**TASK REQUIREMENTS:**
Whenever a line below holds the word "Sugars", copy that line.

**RECORDS FOR THIS EXERCISE:**
%%

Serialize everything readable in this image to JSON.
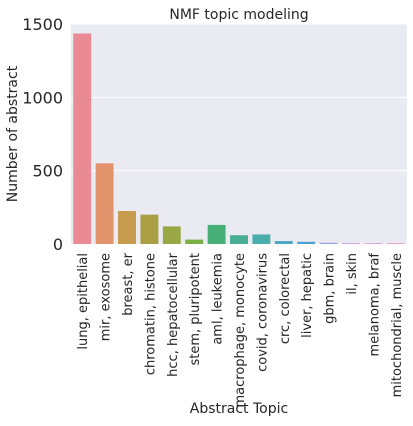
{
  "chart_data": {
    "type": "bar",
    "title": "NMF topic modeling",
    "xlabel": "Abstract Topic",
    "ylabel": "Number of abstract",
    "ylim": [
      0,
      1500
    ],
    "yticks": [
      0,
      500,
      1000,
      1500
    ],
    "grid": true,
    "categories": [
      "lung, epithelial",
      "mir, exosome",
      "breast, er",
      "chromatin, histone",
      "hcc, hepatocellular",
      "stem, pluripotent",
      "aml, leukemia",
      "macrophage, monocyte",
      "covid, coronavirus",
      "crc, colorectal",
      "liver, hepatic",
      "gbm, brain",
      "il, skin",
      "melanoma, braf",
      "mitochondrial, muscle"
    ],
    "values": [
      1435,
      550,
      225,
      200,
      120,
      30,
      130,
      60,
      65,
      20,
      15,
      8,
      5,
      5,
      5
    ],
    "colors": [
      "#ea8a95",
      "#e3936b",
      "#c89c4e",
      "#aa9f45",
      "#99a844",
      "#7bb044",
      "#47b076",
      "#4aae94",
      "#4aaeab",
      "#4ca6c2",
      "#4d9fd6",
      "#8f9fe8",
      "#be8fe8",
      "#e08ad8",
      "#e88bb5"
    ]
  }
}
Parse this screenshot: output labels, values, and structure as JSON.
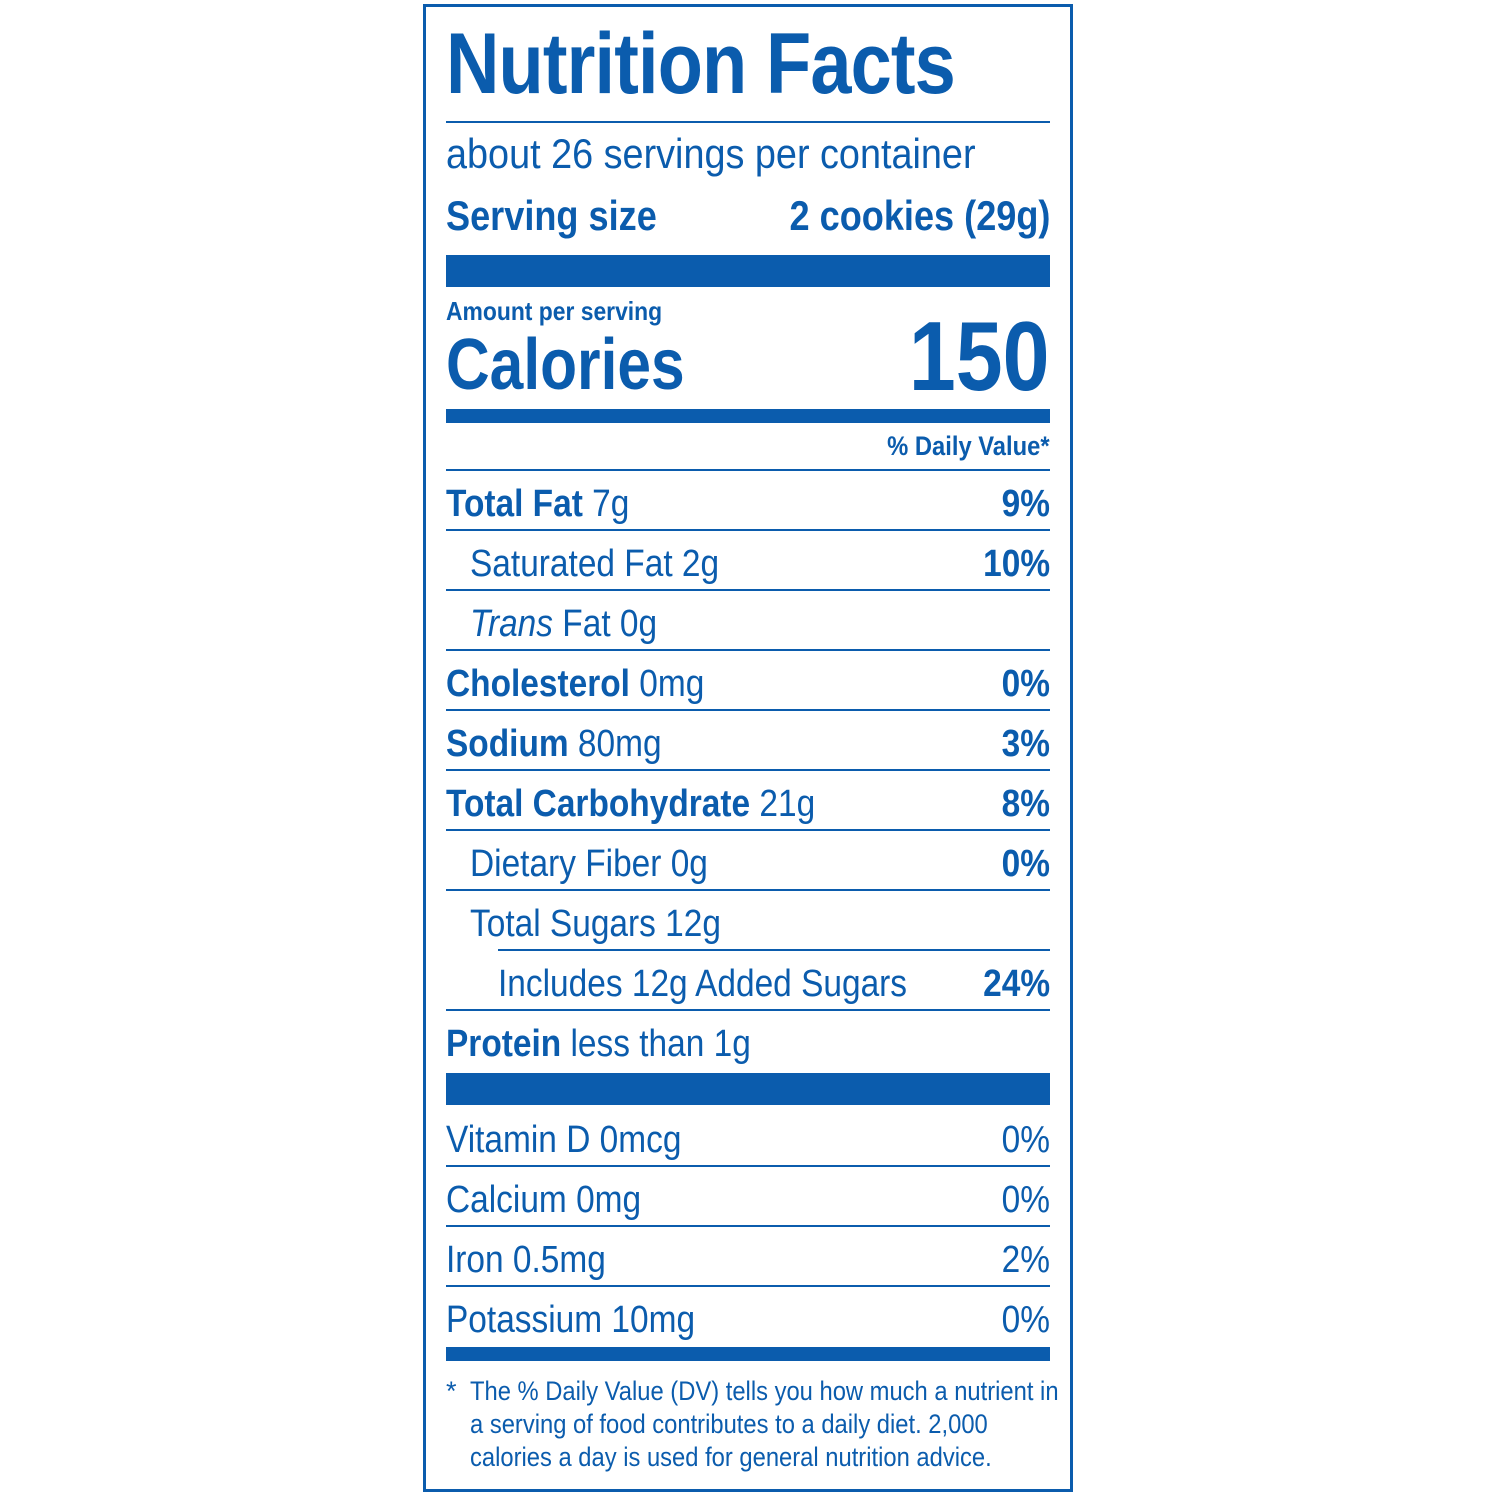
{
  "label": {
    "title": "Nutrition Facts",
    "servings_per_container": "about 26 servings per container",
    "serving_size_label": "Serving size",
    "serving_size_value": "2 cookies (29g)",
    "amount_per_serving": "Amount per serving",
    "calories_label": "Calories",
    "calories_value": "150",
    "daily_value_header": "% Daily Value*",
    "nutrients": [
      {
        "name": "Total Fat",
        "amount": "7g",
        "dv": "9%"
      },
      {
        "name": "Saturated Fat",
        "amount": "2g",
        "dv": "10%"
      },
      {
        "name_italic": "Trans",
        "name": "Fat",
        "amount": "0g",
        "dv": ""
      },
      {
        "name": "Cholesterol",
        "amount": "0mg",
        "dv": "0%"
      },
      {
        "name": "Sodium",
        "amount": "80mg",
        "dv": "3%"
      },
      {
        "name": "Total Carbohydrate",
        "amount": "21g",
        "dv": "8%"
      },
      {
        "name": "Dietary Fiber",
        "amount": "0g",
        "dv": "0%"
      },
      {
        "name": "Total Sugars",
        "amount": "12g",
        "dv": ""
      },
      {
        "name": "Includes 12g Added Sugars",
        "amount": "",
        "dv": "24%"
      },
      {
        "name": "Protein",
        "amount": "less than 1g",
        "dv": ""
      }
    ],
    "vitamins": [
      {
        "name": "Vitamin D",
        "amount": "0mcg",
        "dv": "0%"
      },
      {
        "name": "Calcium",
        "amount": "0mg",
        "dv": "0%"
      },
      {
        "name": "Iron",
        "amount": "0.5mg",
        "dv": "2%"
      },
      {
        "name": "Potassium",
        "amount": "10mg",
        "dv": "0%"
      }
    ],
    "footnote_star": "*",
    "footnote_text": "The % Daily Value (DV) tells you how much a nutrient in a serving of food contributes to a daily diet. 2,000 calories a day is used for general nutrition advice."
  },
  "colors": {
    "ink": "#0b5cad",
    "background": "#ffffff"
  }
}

%%

**EXERCISE OUTPUT:**
        "name": "Total Sugars",
        "name": "Includes 12g Added Sugars",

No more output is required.